## Written problem
Select and reproduce each line of the listing below that bears the string "hungry".

## Records for the task
-=-=-

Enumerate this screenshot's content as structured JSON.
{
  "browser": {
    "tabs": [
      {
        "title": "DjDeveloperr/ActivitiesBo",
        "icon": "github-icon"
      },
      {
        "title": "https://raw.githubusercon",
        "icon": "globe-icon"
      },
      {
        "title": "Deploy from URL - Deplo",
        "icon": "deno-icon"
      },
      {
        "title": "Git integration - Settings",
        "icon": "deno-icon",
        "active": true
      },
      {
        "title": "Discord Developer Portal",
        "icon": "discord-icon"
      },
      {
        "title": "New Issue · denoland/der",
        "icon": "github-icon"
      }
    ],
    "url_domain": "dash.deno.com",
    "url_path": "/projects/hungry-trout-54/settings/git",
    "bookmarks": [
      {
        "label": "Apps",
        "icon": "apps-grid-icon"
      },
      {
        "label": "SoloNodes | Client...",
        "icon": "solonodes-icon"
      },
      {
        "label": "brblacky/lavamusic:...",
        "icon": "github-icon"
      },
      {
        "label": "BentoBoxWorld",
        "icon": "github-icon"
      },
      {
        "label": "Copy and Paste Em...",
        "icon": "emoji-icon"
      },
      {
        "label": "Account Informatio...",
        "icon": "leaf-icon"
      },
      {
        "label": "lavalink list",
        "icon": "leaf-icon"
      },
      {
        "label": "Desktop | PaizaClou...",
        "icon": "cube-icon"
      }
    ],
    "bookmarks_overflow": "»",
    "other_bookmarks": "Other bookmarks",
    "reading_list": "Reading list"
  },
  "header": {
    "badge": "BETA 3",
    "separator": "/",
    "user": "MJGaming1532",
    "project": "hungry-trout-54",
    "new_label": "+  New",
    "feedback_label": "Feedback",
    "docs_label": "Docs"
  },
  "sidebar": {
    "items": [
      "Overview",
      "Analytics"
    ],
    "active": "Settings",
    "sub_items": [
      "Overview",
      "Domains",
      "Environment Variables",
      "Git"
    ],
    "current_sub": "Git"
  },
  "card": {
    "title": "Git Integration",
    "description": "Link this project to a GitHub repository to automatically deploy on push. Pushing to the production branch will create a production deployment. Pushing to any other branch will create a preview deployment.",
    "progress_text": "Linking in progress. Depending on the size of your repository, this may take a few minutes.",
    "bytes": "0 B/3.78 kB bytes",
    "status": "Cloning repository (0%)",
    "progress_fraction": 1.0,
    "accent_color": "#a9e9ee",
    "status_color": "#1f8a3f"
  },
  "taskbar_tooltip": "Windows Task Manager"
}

-=-=-

## Result of the task
    "url_path": "/projects/hungry-trout-54/settings/git",
    "project": "hungry-trout-54",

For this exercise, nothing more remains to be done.